Given information:
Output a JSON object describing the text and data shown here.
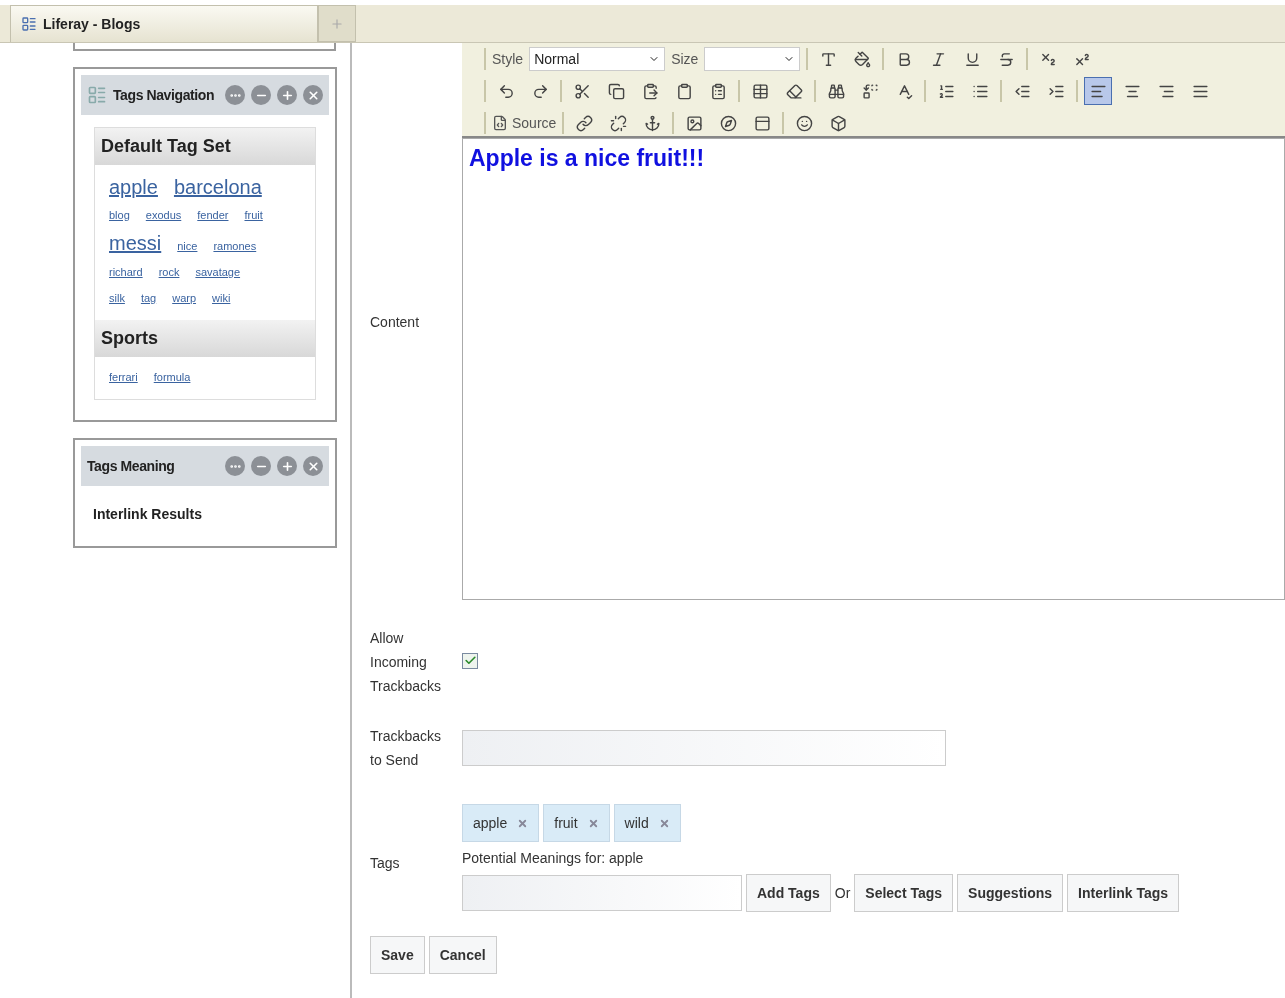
{
  "browser_tab": {
    "title": "Liferay - Blogs"
  },
  "tags_navigation": {
    "title": "Tags Navigation",
    "sets": [
      {
        "name": "Default Tag Set",
        "tags": [
          {
            "label": "apple",
            "kind": "large"
          },
          {
            "label": "barcelona",
            "kind": "large"
          },
          {
            "label": "blog",
            "kind": "small"
          },
          {
            "label": "exodus",
            "kind": "small"
          },
          {
            "label": "fender",
            "kind": "small"
          },
          {
            "label": "fruit",
            "kind": "small"
          },
          {
            "label": "messi",
            "kind": "large"
          },
          {
            "label": "nice",
            "kind": "small"
          },
          {
            "label": "ramones",
            "kind": "small"
          },
          {
            "label": "richard",
            "kind": "small"
          },
          {
            "label": "rock",
            "kind": "small"
          },
          {
            "label": "savatage",
            "kind": "small"
          },
          {
            "label": "silk",
            "kind": "small"
          },
          {
            "label": "tag",
            "kind": "small"
          },
          {
            "label": "warp",
            "kind": "small"
          },
          {
            "label": "wiki",
            "kind": "small"
          }
        ]
      },
      {
        "name": "Sports",
        "tags": [
          {
            "label": "ferrari",
            "kind": "small"
          },
          {
            "label": "formula",
            "kind": "small"
          }
        ]
      }
    ]
  },
  "tags_meaning": {
    "title": "Tags Meaning",
    "body": "Interlink Results"
  },
  "editor": {
    "label": "Content",
    "style_label": "Style",
    "style_value": "Normal",
    "size_label": "Size",
    "source_label": "Source",
    "align_buttons": [
      {
        "selected": true
      },
      {
        "selected": false
      },
      {
        "selected": false
      },
      {
        "selected": false
      }
    ],
    "text": "Apple is a nice fruit!!!"
  },
  "trackbacks": {
    "label_lines": [
      "Allow",
      "Incoming",
      "Trackbacks"
    ],
    "checked": true
  },
  "trackbacks_to_send": {
    "label_lines": [
      "Trackbacks",
      "to Send"
    ]
  },
  "tags": {
    "label": "Tags",
    "chips": [
      "apple",
      "fruit",
      "wild"
    ],
    "meanings": "Potential Meanings for: apple",
    "add_button": "Add Tags",
    "or": "Or",
    "buttons": [
      "Select Tags",
      "Suggestions",
      "Interlink Tags"
    ]
  },
  "actions": [
    "Save",
    "Cancel"
  ]
}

Problem to solve: Look through the entries above. Extract each line with the word "fruit".

Response:
            "label": "fruit",
    "text": "Apple is a nice fruit!!!"
      "fruit",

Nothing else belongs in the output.